YOUR GOAL =
Continue the passage on discriminative RBMs from its last line, the numbered Gibbs distribution (13).

SOURCE DOCUMENT =
+---+

DRBMs, shown in Fig. 1d, are a natural extension of RBMs which have an additional discriminative term for classification (Larochelle and Bengio 2008). They are based on the model in Larochelle and Bengio (2008). The DRBM defines a probability distribution \(p_{\text {DR}}\) as a Gibbs distribution (13).

$$\begin{aligned} \begin{array}{rcl} p_{\text {DR}}(\mathbf{y},\mathbf{v},\mathbf{h}|\mathbf{v})&{}=&{}\frac{\exp [-E_{\text {DR}}( \mathbf{y},\mathbf{v},\mathbf{h})]}{Z({\varvec{\theta }})},\\ \\ Z({\varvec{\theta }})&{}=&{}\sum _{\mathbf{y},\mathbf{v},\mathbf{h}}\exp [-E_{\text {DR}}(\mathbf{y},\mathbf{v},\mathbf{h})],\\ \\ {\varvec{\theta }}&{}=&{} \left[ \begin{matrix} \{\mathbf{a},\mathbf{b},\mathbf{s}\}&{}\text {-bias},\\ \{{ W},{ U}\}&{}\text {-fully connected}. \end{matrix} \right] \end{array} \end{aligned}$$
(13)

+---+

EXTRACTED ENTRIES =
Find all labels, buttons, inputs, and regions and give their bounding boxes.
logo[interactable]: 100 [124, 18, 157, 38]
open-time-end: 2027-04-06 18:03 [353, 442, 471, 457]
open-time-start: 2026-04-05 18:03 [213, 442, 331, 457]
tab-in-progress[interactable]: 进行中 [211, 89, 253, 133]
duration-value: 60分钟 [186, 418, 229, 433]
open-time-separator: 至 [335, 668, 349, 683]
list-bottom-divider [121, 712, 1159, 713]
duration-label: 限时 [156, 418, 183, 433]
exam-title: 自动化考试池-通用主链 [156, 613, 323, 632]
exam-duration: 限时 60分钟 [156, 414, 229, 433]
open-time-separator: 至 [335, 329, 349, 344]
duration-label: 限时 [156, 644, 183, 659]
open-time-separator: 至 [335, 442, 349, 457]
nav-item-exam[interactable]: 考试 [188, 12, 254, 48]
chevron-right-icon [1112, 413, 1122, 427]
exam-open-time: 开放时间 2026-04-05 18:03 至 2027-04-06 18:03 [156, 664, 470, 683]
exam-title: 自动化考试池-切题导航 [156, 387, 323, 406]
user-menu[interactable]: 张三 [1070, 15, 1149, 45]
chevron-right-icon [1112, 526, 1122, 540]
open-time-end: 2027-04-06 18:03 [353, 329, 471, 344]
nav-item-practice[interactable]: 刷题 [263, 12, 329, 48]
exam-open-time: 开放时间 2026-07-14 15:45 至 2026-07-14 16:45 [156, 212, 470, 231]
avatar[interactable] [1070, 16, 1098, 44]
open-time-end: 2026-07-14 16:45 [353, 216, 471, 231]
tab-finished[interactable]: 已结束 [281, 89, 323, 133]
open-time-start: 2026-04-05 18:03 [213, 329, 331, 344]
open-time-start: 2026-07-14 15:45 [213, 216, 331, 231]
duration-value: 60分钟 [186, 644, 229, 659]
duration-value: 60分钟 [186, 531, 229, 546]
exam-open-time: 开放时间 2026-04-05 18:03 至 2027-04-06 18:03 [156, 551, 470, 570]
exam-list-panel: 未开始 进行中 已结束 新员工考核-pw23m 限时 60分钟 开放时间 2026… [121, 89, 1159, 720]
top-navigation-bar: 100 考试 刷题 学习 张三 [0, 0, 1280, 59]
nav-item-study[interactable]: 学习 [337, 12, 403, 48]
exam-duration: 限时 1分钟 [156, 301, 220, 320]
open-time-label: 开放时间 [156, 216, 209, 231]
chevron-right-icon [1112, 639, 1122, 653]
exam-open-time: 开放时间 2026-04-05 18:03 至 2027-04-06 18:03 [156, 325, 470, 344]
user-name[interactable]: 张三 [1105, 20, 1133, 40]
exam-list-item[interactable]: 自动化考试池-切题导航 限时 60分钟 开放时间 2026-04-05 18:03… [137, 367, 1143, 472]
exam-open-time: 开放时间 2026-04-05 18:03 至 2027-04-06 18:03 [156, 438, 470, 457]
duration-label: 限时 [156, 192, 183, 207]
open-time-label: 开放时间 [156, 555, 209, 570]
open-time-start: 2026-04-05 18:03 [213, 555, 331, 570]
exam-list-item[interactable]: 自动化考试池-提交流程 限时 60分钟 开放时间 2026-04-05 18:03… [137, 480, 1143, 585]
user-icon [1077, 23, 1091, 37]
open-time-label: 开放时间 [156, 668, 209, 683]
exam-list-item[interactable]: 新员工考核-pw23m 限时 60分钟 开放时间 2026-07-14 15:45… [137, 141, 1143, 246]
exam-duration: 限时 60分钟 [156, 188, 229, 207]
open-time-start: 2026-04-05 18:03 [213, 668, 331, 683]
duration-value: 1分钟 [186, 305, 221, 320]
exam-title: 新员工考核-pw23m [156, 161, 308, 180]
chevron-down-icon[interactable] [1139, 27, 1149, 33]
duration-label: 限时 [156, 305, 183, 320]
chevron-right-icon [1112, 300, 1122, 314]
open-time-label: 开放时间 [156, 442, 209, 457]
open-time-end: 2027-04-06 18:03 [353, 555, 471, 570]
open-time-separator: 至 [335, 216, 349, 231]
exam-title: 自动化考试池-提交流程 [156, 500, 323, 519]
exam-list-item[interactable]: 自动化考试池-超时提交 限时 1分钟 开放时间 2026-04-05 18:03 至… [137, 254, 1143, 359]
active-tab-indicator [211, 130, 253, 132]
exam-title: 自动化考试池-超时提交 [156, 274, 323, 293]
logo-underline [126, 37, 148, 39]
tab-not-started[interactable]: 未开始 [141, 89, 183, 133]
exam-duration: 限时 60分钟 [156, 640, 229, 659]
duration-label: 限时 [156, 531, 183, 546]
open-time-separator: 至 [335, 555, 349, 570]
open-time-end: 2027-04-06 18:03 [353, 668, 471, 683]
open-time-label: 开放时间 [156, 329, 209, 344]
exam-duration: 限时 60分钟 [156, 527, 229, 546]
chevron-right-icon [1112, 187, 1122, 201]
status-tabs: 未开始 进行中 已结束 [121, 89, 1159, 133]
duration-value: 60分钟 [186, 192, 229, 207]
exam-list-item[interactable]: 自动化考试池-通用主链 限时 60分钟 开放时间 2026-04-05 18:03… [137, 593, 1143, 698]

+---+

ANSWER FOR THE TASK =
The probability distribution over the visible layer will follow the same distributions as in (2). The hidden layer \(\mathbf{h}\) is defined as a function of the labels y and the visible nodes \(\mathbf{v}\). Also, a new probability distribution for the classifier is defined to relate the label y to the hidden nodes \(\mathbf{h}\) as in (14).

$$\begin{aligned} \begin{array}{rcl} p_{\text {DR}}(v_{i}|\mathbf{h})&{}=&{}\mathcal {N}(a_{i}+\sum _{j} h_{j}w_{ij},1),\\ \\ p_{\text {DR}}(h_{j} &{}=&{} 1 |y_l,\mathbf{v})=\sigma (b_{j}+ u_{jl}+\sum _{i} v_{i} w_{ij}),\\ \\ p_{\text {DR}}(y_l|\mathbf{h})&{}=&{}\frac{\exp [s_l+\sum _j u_{jl}h_j]}{\sum _{l^*}\exp [s_{l^*}+\sum _j u_{jl^*}h_j]}. \end{array} \end{aligned}$$
(14)

The new energy function \(E_{\text {DR}}\) is defined similar to (15),

$$\begin{aligned} \begin{array}{l} E_{\text {DR}}(\mathbf{y},\mathbf{v},\mathbf{h})= \underbrace{E_{\text {R}}(\mathbf{v},\mathbf{h})}_{\text {Generative}} - \underbrace{\sum _{l} s_{l} y_{l} - \sum _{j,l} h_{j}u_{jl} y_{l}}_{\text {Discriminative}} \end{array} \end{aligned}$$
(15)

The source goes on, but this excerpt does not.